- OBJECTIVE -
Pull each line holding "filename" out of the entries below.

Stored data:
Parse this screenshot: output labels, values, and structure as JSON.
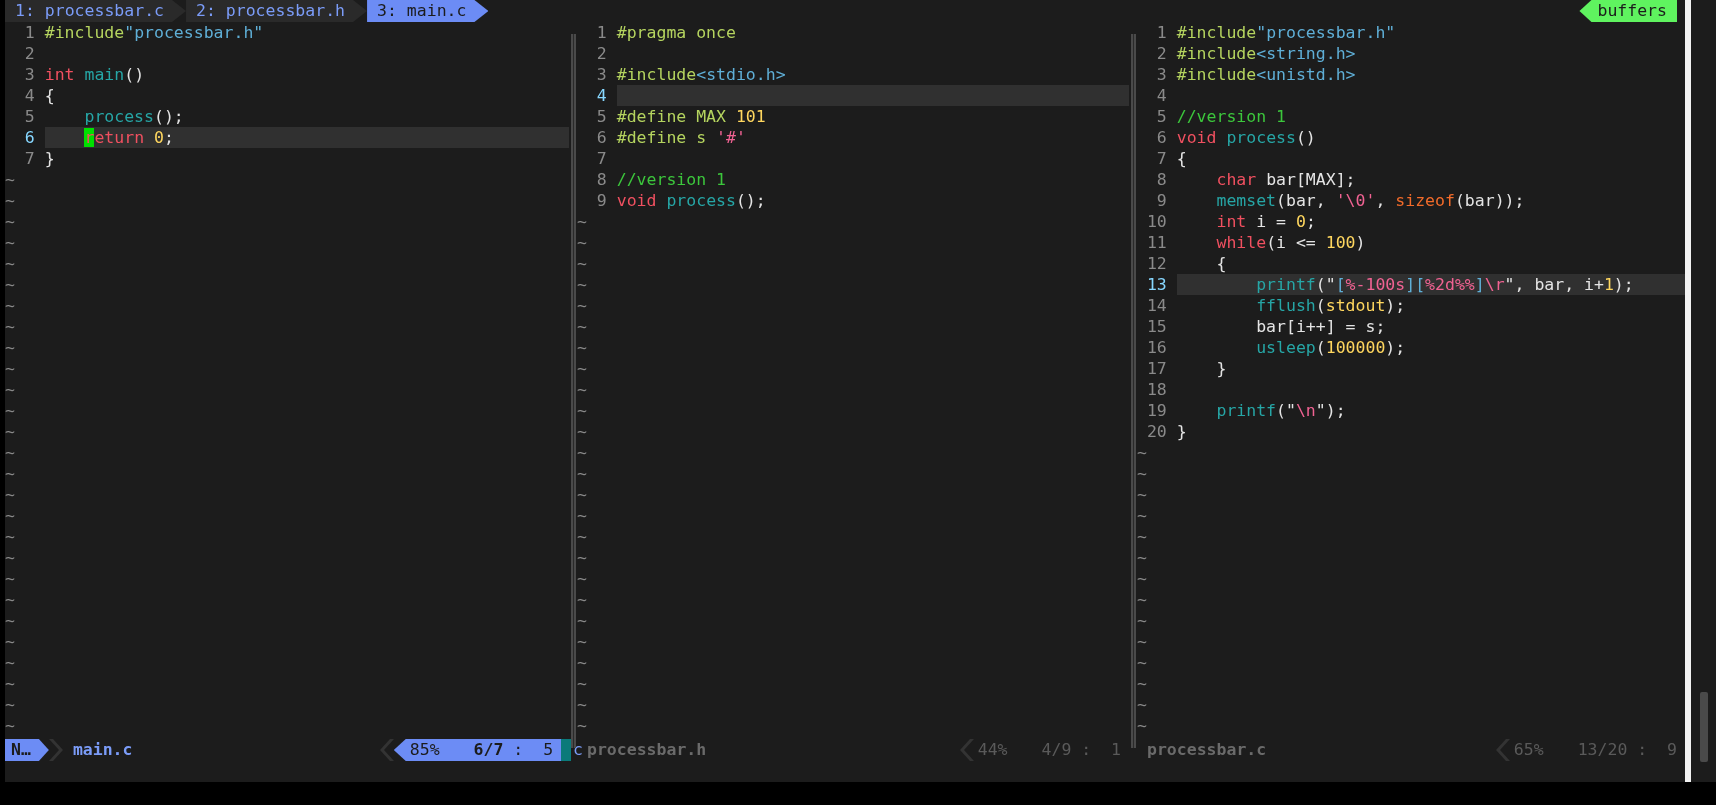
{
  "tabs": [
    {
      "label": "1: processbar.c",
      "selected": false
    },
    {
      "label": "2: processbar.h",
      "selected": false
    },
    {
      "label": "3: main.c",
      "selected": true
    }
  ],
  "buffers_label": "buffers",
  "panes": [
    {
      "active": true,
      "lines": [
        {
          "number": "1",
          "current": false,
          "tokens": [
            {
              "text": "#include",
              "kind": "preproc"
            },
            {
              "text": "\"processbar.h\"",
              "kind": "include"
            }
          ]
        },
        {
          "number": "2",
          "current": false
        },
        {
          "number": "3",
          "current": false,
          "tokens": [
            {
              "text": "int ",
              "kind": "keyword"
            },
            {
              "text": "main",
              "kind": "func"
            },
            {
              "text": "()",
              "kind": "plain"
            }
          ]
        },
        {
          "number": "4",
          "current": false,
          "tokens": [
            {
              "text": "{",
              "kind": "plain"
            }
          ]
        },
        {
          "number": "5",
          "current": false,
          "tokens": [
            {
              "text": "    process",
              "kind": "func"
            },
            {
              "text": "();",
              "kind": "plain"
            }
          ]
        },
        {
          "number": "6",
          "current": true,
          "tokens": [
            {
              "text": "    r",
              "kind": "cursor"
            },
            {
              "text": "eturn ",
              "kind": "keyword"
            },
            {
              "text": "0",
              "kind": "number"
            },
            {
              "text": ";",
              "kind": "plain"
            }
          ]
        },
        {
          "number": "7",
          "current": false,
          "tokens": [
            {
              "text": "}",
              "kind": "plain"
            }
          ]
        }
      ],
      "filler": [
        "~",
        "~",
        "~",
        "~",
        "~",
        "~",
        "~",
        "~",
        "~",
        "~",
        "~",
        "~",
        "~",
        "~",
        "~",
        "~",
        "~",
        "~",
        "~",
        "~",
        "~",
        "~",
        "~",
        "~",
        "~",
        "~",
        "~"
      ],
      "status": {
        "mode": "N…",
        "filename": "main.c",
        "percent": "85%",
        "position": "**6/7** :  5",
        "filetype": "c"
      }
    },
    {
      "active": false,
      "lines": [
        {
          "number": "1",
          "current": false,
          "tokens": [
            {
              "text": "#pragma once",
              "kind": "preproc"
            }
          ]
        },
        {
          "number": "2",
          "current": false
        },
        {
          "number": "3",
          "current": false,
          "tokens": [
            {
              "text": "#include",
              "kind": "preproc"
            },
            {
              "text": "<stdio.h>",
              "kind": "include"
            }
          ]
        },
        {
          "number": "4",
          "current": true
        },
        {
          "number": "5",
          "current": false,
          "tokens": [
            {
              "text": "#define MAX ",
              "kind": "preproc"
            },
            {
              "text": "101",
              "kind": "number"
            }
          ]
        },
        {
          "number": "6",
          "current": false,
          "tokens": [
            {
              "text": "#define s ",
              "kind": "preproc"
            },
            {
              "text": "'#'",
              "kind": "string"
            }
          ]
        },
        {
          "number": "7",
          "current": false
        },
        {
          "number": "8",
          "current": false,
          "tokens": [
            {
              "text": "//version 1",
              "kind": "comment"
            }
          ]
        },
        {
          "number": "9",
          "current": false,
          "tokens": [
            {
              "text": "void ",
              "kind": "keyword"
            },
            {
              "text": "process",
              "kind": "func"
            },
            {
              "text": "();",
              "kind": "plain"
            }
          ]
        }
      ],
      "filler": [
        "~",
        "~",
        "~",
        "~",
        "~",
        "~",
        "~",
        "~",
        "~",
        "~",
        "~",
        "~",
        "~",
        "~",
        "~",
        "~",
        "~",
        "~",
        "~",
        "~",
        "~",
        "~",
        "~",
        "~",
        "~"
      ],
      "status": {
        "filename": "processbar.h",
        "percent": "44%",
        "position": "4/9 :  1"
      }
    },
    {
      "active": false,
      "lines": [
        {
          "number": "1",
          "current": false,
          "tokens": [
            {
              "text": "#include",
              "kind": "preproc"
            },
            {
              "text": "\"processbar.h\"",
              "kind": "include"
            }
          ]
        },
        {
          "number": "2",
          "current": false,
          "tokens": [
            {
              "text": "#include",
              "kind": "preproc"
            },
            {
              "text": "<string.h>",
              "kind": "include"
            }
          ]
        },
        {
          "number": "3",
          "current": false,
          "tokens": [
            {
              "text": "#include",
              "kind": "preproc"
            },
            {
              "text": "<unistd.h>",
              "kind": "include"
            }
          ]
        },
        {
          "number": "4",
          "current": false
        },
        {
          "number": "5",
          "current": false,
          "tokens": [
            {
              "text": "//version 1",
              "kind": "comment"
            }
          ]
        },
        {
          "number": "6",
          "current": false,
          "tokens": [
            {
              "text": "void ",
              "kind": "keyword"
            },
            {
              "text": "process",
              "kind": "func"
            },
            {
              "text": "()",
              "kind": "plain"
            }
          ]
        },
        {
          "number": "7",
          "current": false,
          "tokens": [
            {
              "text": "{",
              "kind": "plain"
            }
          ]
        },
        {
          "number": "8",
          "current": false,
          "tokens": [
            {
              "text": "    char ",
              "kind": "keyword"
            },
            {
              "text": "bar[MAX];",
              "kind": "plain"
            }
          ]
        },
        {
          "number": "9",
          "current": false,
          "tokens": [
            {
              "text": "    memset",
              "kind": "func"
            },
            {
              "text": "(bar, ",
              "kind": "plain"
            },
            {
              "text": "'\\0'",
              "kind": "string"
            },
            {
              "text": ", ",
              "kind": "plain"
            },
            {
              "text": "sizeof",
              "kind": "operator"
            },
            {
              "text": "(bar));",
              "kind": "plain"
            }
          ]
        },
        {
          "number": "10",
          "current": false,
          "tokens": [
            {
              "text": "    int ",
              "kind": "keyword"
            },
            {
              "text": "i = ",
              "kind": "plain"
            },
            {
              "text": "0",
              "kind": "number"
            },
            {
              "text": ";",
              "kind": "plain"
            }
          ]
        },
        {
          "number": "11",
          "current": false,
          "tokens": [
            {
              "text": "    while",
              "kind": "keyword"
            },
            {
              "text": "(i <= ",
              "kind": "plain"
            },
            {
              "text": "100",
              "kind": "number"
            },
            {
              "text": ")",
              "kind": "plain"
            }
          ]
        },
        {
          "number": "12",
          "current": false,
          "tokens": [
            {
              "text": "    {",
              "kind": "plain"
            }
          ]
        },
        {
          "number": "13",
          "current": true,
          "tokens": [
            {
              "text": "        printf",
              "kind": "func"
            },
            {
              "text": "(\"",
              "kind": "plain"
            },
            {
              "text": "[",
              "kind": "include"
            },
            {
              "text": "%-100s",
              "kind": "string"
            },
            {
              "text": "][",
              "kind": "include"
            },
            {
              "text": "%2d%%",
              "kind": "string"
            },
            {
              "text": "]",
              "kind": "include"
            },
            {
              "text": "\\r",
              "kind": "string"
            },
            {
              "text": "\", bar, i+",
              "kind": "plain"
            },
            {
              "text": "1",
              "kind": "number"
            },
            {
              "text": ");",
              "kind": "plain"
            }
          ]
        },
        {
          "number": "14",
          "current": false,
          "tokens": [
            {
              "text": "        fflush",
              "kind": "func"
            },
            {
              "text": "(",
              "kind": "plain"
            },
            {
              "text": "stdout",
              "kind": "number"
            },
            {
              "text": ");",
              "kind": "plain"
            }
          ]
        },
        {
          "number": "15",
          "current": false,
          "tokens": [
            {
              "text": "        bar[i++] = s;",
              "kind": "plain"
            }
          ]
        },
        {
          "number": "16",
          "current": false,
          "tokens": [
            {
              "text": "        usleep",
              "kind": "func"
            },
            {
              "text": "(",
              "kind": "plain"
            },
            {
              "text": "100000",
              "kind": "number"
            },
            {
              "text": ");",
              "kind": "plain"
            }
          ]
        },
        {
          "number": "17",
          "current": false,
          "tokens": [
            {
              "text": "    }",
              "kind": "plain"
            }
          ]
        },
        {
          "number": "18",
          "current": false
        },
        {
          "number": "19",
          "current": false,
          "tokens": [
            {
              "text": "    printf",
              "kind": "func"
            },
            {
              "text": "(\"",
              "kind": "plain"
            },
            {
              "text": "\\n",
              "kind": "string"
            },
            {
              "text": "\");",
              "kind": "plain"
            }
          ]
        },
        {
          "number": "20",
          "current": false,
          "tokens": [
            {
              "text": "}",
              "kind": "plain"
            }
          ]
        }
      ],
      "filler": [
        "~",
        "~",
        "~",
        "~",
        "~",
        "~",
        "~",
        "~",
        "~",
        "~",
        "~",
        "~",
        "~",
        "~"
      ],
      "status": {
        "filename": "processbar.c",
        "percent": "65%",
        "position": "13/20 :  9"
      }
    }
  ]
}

- SOLUTION TO THE PROBLEM -
        "filename": "main.c",
        "filename": "processbar.h",
        "filename": "processbar.c",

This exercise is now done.